[Lines of data]
↓

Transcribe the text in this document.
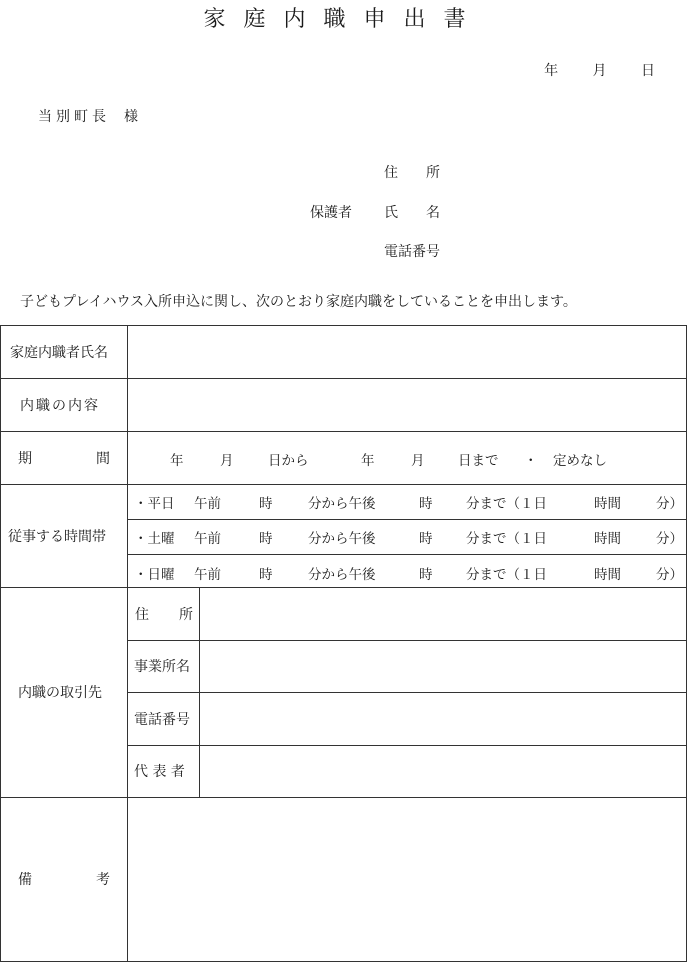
家庭内職申出書
年 月 日
当別町長 様
保護者
住　　所
氏　　名
電話番号
子どもプレイハウス入所申込に関し、次のとおり家庭内職をしていることを申出します。
家庭内職者氏名
内職の内容
期	間	年	月	日から	年	月 日まで ・ 定めなし
従事する時間帯
・平日 午前	時	分から午後	時 分まで（１日	時間	分）
・土曜 午前	時	分から午後	時 分まで（１日	時間	分）
・日曜 午前	時	分から午後	時 分まで（１日	時間	分）
内職の取引先
住 所
事業所名
電話番号
代 表 者
備	考
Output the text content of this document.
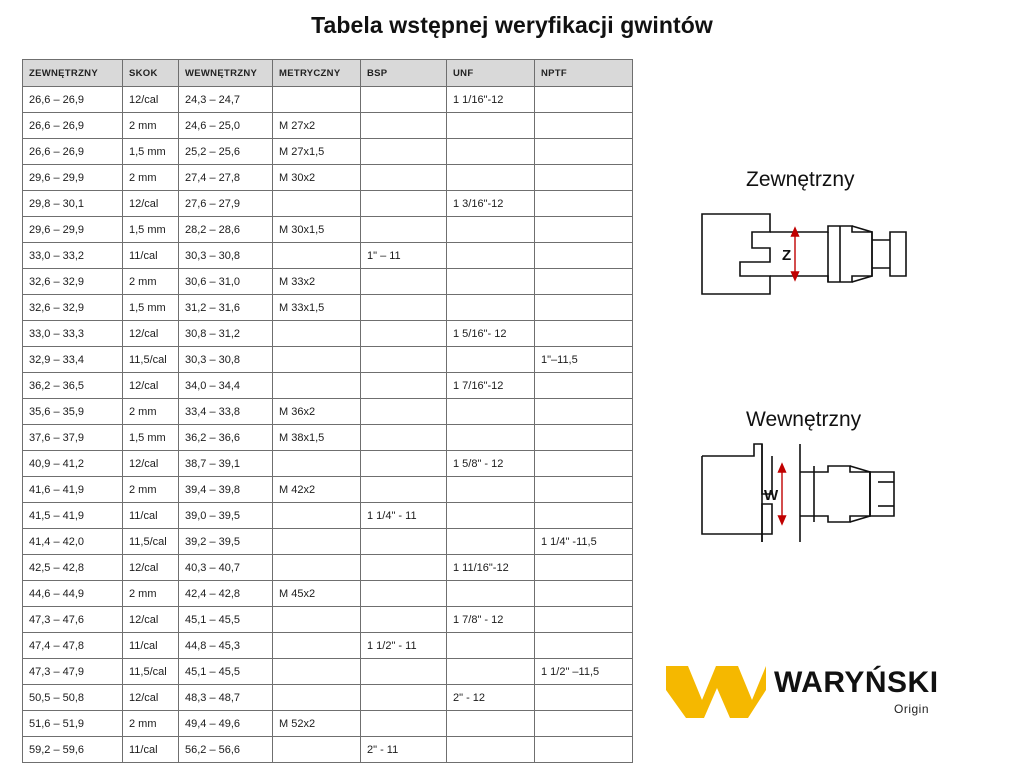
Tabela wstępnej weryfikacji gwintów
ZEWNĘTRZNY	SKOK	WEWNĘTRZNY	METRYCZNY	BSP	UNF	NPTF
26,6 – 26,9	12/cal	24,3 – 24,7			1 1/16"-12	
26,6 – 26,9	2 mm	24,6 – 25,0	M 27x2			
26,6 – 26,9	1,5 mm	25,2 – 25,6	M 27x1,5			
29,6 – 29,9	2 mm	27,4 – 27,8	M 30x2			
29,8 – 30,1	12/cal	27,6 – 27,9			1 3/16"-12	
29,6 – 29,9	1,5 mm	28,2 – 28,6	M 30x1,5			
33,0 – 33,2	11/cal	30,3 – 30,8		1" – 11		
32,6 – 32,9	2 mm	30,6 – 31,0	M 33x2			
32,6 – 32,9	1,5 mm	31,2 – 31,6	M 33x1,5			
33,0 – 33,3	12/cal	30,8 – 31,2			1 5/16"- 12	
32,9 – 33,4	11,5/cal	30,3 – 30,8				1"–11,5
36,2 – 36,5	12/cal	34,0 – 34,4			1 7/16"-12	
35,6 – 35,9	2 mm	33,4 – 33,8	M 36x2			
37,6 – 37,9	1,5 mm	36,2 – 36,6	M 38x1,5			
40,9 – 41,2	12/cal	38,7 – 39,1			1 5/8" - 12	
41,6 – 41,9	2 mm	39,4 – 39,8	M 42x2			
41,5 – 41,9	11/cal	39,0 – 39,5		1 1/4" - 11		
41,4 – 42,0	11,5/cal	39,2 – 39,5				1 1/4" -11,5
42,5 – 42,8	12/cal	40,3 – 40,7			1 11/16"-12	
44,6 – 44,9	2 mm	42,4 – 42,8	M 45x2			
47,3 – 47,6	12/cal	45,1 – 45,5			1 7/8" - 12	
47,4 – 47,8	11/cal	44,8 – 45,3		1 1/2" - 11		
47,3 – 47,9	11,5/cal	45,1 – 45,5				1 1/2" –11,5
50,5 – 50,8	12/cal	48,3 – 48,7			2" - 12	
51,6 – 51,9	2 mm	49,4 – 49,6	M 52x2			
59,2 – 59,6	11/cal	56,2 – 56,6		2" - 11		
Zewnętrzny
Z
Wewnętrzny
W
WARYŃSKI
Origin
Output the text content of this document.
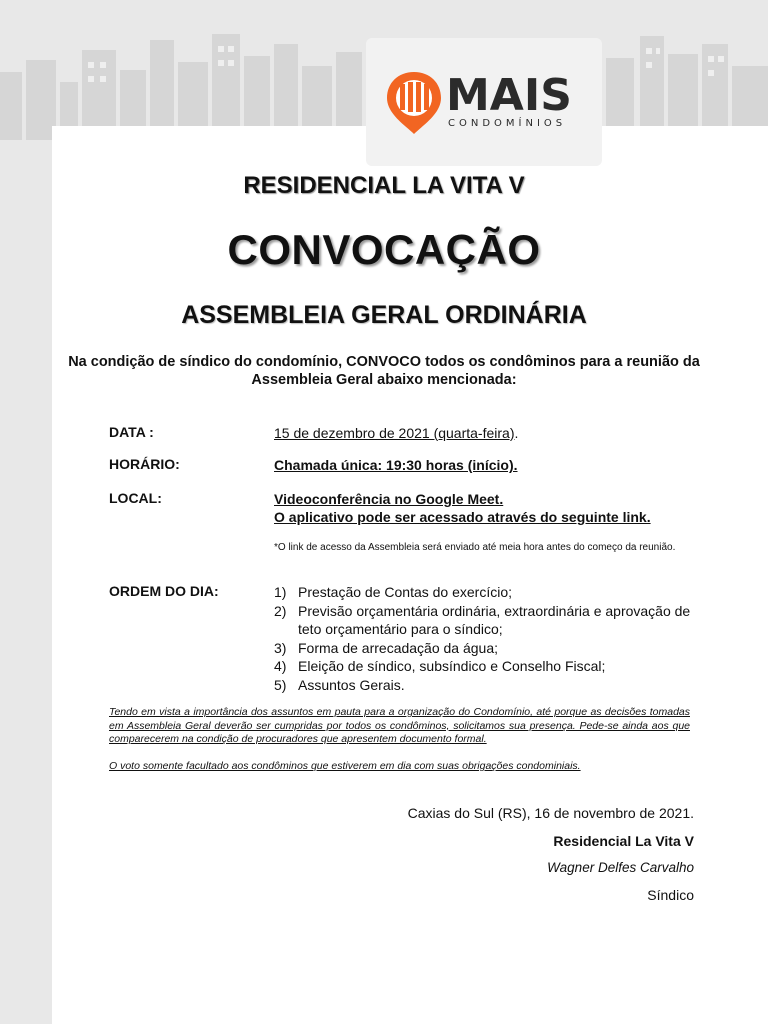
MAIS
CONDOMÍNIOS
RESIDENCIAL LA VITA V
CONVOCAÇÃO
ASSEMBLEIA GERAL ORDINÁRIA
Na condição de síndico do condomínio, CONVOCO todos os condôminos para a reunião da Assembleia Geral abaixo mencionada:
DATA :	15 de dezembro de 2021 (quarta-feira).
HORÁRIO:	Chamada única: 19:30 horas (início).
LOCAL:	Videoconferência no Google Meet.
O aplicativo pode ser acessado através do seguinte link.
*O link de acesso da Assembleia será enviado até meia hora antes do começo da reunião.
ORDEM DO DIA:	1) Prestação de Contas do exercício;
2) Previsão orçamentária ordinária, extraordinária e aprovação de teto orçamentário para o síndico;
3) Forma de arrecadação da água;
4) Eleição de síndico, subsíndico e Conselho Fiscal;
5) Assuntos Gerais.
Tendo em vista a importância dos assuntos em pauta para a organização do Condomínio, até porque as decisões tomadas em Assembleia Geral deverão ser cumpridas por todos os condôminos, solicitamos sua presença. Pede-se ainda aos que comparecerem na condição de procuradores que apresentem documento formal.
O voto somente facultado aos condôminos que estiverem em dia com suas obrigações condominiais.
Caxias do Sul (RS), 16 de novembro de 2021.
Residencial La Vita V
Wagner Delfes Carvalho
Síndico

↑

● Work to be completed: Reproduce each line word for word and drop the pictures.

● Full solution:
Transcribe the text in this document.
家庭内職申出書
年 月 日
当別町長 様
保護者
住　　所
氏　　名
電話番号
子どもプレイハウス入所申込に関し、次のとおり家庭内職をしていることを申出します。
家庭内職者氏名
内職の内容
期	間	年	月	日から	年	月 日まで ・ 定めなし
従事する時間帯
・平日 午前	時	分から午後	時 分まで（１日	時間	分）
・土曜 午前	時	分から午後	時 分まで（１日	時間	分）
・日曜 午前	時	分から午後	時 分まで（１日	時間	分）
内職の取引先
住 所
事業所名
電話番号
代 表 者
備	考
Output the text content of this document.
Tabela wstępnej weryfikacji gwintów
ZEWNĘTRZNY	SKOK	WEWNĘTRZNY	METRYCZNY	BSP	UNF	NPTF
26,6 – 26,9	12/cal	24,3 – 24,7			1 1/16"-12	
26,6 – 26,9	2 mm	24,6 – 25,0	M 27x2			
26,6 – 26,9	1,5 mm	25,2 – 25,6	M 27x1,5			
29,6 – 29,9	2 mm	27,4 – 27,8	M 30x2			
29,8 – 30,1	12/cal	27,6 – 27,9			1 3/16"-12	
29,6 – 29,9	1,5 mm	28,2 – 28,6	M 30x1,5			
33,0 – 33,2	11/cal	30,3 – 30,8		1" – 11		
32,6 – 32,9	2 mm	30,6 – 31,0	M 33x2			
32,6 – 32,9	1,5 mm	31,2 – 31,6	M 33x1,5			
33,0 – 33,3	12/cal	30,8 – 31,2			1 5/16"- 12	
32,9 – 33,4	11,5/cal	30,3 – 30,8				1"–11,5
36,2 – 36,5	12/cal	34,0 – 34,4			1 7/16"-12	
35,6 – 35,9	2 mm	33,4 – 33,8	M 36x2			
37,6 – 37,9	1,5 mm	36,2 – 36,6	M 38x1,5			
40,9 – 41,2	12/cal	38,7 – 39,1			1 5/8" - 12	
41,6 – 41,9	2 mm	39,4 – 39,8	M 42x2			
41,5 – 41,9	11/cal	39,0 – 39,5		1 1/4" - 11		
41,4 – 42,0	11,5/cal	39,2 – 39,5				1 1/4" -11,5
42,5 – 42,8	12/cal	40,3 – 40,7			1 11/16"-12	
44,6 – 44,9	2 mm	42,4 – 42,8	M 45x2			
47,3 – 47,6	12/cal	45,1 – 45,5			1 7/8" - 12	
47,4 – 47,8	11/cal	44,8 – 45,3		1 1/2" - 11		
47,3 – 47,9	11,5/cal	45,1 – 45,5				1 1/2" –11,5
50,5 – 50,8	12/cal	48,3 – 48,7			2" - 12	
51,6 – 51,9	2 mm	49,4 – 49,6	M 52x2			
59,2 – 59,6	11/cal	56,2 – 56,6		2" - 11		
Zewnętrzny
Z
Wewnętrzny
W
WARYŃSKI
Origin
Output the text content of this document.
MAIS
CONDOMÍNIOS
RESIDENCIAL LA VITA V
CONVOCAÇÃO
ASSEMBLEIA GERAL ORDINÁRIA
Na condição de síndico do condomínio, CONVOCO todos os condôminos para a reunião da Assembleia Geral abaixo mencionada:
DATA :	15 de dezembro de 2021 (quarta-feira).
HORÁRIO:	Chamada única: 19:30 horas (início).
LOCAL:	Videoconferência no Google Meet.
O aplicativo pode ser acessado através do seguinte link.
*O link de acesso da Assembleia será enviado até meia hora antes do começo da reunião.
ORDEM DO DIA:	1) Prestação de Contas do exercício;
2) Previsão orçamentária ordinária, extraordinária e aprovação de teto orçamentário para o síndico;
3) Forma de arrecadação da água;
4) Eleição de síndico, subsíndico e Conselho Fiscal;
5) Assuntos Gerais.
Tendo em vista a importância dos assuntos em pauta para a organização do Condomínio, até porque as decisões tomadas em Assembleia Geral deverão ser cumpridas por todos os condôminos, solicitamos sua presença. Pede-se ainda aos que comparecerem na condição de procuradores que apresentem documento formal.
O voto somente facultado aos condôminos que estiverem em dia com suas obrigações condominiais.
Caxias do Sul (RS), 16 de novembro de 2021.
Residencial La Vita V
Wagner Delfes Carvalho
Síndico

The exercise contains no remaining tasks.